• **INFORMATION PROVIDED**
· · ·
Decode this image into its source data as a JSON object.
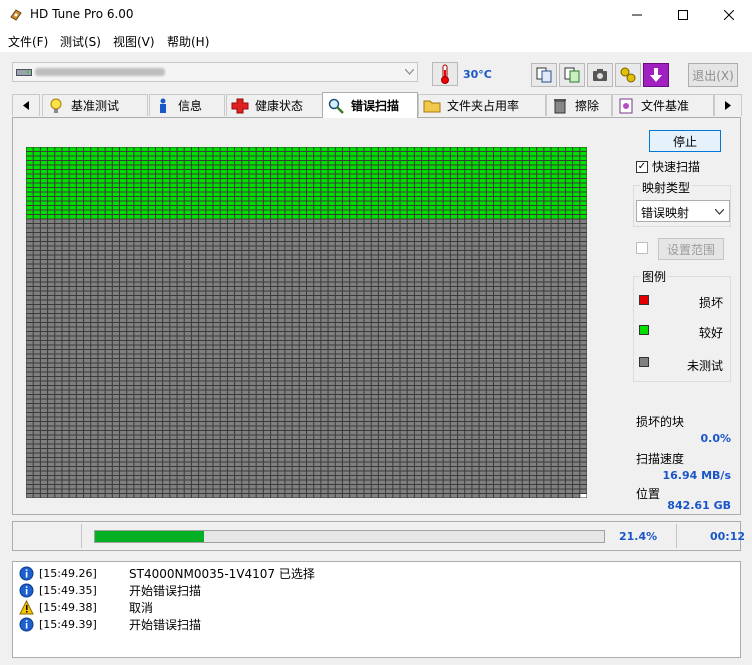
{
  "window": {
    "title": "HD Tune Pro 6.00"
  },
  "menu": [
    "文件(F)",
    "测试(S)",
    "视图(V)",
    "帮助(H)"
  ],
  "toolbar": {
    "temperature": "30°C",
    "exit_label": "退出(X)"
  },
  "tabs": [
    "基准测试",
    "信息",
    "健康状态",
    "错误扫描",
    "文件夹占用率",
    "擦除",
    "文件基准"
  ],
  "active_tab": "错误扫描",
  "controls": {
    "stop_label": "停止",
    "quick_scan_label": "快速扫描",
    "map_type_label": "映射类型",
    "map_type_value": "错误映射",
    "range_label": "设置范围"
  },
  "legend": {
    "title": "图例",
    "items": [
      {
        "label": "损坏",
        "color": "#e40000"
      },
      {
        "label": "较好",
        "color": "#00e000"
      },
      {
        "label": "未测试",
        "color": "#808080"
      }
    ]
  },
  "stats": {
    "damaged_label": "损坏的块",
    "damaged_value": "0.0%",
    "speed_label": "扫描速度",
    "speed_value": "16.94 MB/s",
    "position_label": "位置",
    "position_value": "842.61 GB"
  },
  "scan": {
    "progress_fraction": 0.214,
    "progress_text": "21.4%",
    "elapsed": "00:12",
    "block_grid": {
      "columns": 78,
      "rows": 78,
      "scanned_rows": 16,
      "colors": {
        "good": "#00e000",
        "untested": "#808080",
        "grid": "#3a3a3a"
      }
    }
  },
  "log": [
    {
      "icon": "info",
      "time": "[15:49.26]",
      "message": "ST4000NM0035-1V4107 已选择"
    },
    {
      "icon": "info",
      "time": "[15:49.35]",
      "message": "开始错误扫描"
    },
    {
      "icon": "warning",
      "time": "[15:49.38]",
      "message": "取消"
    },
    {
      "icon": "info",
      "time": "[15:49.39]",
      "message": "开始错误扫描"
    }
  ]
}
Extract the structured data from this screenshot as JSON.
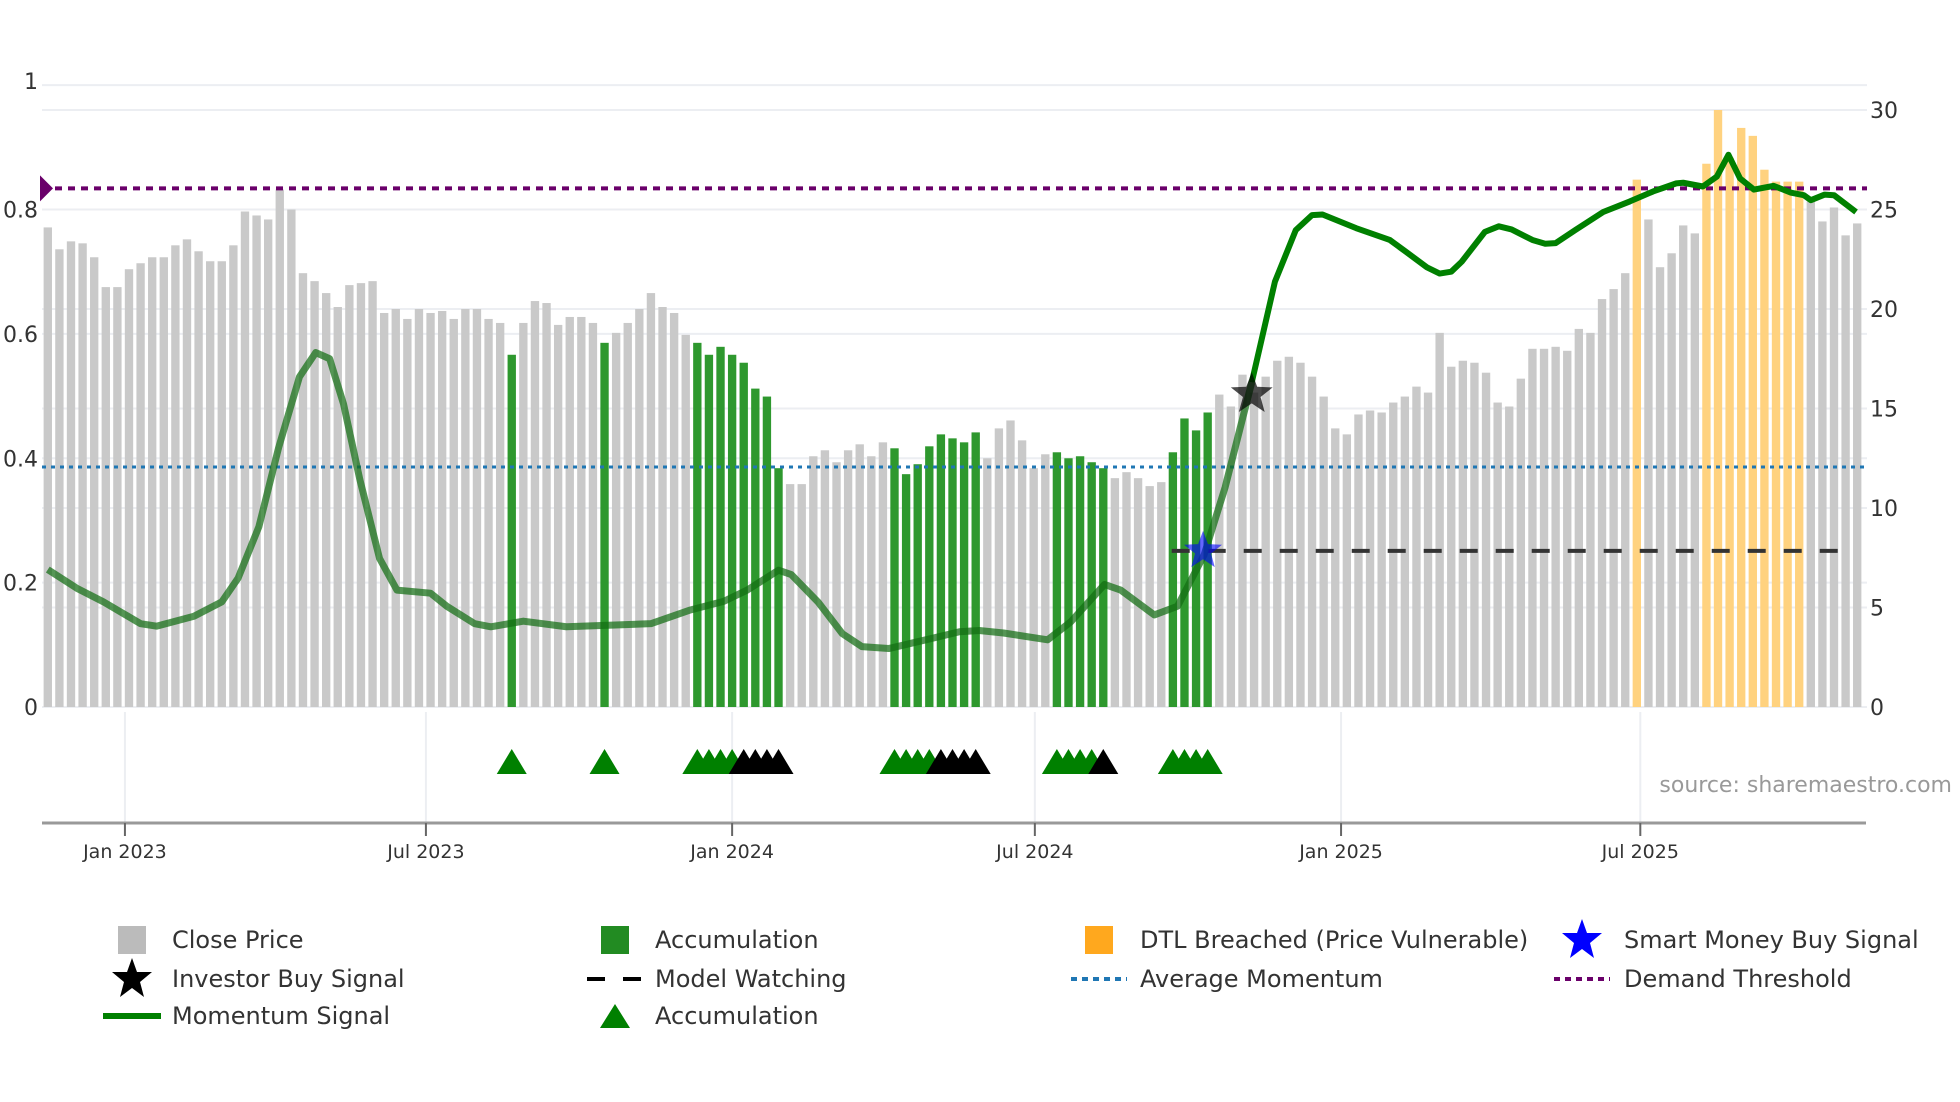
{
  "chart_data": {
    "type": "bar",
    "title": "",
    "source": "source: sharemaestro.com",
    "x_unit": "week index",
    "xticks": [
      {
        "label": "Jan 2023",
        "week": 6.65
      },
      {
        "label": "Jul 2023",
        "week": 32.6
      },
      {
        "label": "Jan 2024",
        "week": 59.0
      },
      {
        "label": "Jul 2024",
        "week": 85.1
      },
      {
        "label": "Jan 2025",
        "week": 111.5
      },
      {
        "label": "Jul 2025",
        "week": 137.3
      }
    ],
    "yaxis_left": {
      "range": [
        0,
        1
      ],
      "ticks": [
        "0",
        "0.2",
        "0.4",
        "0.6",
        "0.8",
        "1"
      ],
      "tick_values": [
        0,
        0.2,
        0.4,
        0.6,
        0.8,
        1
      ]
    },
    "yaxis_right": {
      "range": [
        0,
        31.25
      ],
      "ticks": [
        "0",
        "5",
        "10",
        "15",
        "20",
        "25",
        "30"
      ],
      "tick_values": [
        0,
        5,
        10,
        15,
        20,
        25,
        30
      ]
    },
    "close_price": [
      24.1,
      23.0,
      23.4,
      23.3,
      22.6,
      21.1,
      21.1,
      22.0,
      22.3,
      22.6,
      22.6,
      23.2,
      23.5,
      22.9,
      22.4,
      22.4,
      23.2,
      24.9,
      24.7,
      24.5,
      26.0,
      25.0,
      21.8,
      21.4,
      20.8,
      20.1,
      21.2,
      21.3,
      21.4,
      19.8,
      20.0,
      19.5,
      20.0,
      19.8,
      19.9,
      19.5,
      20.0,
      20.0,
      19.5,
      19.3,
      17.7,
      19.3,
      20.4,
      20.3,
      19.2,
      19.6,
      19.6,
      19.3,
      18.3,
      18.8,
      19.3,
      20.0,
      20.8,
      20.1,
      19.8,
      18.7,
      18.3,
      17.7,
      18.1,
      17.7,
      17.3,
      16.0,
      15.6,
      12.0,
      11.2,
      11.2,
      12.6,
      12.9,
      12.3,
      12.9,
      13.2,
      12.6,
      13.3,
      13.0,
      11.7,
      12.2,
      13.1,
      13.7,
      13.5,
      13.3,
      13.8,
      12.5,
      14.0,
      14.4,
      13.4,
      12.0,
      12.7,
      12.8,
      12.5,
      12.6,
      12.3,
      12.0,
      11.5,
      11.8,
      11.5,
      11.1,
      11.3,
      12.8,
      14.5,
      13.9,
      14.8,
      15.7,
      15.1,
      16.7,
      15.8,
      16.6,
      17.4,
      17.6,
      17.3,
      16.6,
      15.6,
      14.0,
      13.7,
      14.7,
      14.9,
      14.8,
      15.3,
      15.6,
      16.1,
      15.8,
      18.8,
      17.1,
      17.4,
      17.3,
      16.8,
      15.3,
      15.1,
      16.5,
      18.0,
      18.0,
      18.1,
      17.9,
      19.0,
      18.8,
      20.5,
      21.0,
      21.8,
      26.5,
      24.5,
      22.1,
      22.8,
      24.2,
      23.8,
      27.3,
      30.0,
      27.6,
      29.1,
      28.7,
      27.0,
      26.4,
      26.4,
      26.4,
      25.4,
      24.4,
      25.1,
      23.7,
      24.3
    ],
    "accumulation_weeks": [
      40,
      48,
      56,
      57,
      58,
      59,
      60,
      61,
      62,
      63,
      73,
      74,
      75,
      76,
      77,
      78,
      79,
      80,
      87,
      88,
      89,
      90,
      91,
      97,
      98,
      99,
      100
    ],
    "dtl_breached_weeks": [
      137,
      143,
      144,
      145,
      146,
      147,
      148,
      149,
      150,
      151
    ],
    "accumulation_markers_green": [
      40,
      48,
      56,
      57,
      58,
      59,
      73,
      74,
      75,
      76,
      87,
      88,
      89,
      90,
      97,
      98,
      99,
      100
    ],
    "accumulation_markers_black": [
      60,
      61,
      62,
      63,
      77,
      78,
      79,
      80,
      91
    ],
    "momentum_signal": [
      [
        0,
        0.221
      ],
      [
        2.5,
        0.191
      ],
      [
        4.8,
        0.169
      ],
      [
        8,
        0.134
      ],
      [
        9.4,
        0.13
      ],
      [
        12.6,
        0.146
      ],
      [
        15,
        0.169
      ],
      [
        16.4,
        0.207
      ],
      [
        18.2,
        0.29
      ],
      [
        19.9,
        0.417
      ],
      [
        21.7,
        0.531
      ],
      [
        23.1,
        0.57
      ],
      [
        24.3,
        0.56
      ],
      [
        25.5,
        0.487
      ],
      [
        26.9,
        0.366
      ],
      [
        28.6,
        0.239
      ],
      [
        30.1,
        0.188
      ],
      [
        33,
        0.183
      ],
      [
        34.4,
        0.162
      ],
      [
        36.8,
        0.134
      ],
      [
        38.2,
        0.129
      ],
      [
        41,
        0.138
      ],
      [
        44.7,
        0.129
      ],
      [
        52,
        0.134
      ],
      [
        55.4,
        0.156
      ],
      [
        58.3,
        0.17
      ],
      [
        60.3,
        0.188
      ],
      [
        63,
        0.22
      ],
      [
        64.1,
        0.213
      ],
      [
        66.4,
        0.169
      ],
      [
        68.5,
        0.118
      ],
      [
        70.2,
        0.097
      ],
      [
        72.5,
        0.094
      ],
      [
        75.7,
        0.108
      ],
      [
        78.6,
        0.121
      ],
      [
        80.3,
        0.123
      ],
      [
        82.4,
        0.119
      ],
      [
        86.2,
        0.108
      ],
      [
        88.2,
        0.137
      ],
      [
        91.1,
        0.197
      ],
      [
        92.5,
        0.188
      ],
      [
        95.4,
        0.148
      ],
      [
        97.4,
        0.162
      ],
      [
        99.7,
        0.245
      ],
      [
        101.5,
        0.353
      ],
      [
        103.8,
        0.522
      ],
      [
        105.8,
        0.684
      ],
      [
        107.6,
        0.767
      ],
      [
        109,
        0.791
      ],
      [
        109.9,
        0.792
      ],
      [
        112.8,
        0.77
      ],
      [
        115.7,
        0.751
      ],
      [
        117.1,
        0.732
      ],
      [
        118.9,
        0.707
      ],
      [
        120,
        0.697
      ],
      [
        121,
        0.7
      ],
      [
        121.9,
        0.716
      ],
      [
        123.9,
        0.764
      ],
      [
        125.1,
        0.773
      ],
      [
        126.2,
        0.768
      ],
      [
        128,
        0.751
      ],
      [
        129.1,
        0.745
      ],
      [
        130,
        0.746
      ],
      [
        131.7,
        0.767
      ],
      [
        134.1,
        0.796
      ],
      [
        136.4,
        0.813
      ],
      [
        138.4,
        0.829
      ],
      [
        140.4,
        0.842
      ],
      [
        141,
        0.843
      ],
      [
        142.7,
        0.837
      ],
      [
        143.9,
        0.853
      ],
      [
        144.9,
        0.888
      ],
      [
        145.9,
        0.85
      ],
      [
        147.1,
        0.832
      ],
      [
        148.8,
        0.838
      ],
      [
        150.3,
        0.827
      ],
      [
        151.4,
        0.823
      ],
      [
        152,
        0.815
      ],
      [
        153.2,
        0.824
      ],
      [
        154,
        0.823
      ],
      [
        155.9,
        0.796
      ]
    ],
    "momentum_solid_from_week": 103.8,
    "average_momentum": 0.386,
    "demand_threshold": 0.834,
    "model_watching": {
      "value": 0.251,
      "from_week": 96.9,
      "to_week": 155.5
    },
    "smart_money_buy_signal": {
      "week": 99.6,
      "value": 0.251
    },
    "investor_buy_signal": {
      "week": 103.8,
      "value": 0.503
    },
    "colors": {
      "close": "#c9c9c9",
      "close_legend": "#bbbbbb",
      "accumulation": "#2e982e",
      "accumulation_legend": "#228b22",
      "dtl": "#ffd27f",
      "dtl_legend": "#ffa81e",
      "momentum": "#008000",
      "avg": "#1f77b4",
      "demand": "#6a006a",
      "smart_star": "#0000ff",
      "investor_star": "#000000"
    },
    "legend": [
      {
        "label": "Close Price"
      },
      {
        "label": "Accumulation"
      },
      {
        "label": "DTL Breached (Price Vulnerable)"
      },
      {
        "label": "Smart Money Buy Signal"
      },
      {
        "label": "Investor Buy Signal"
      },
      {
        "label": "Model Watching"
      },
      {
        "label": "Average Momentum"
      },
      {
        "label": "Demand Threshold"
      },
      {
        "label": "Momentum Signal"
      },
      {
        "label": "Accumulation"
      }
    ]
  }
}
· · ·
• **WHAT IS ASKED**
Search the listing for the word "message" and return each line that holds it.

• **RESPONSE**
      "message": "ST4000NM0035-1V4107 已选择"
      "message": "开始错误扫描"
      "message": "取消"
      "message": "开始错误扫描"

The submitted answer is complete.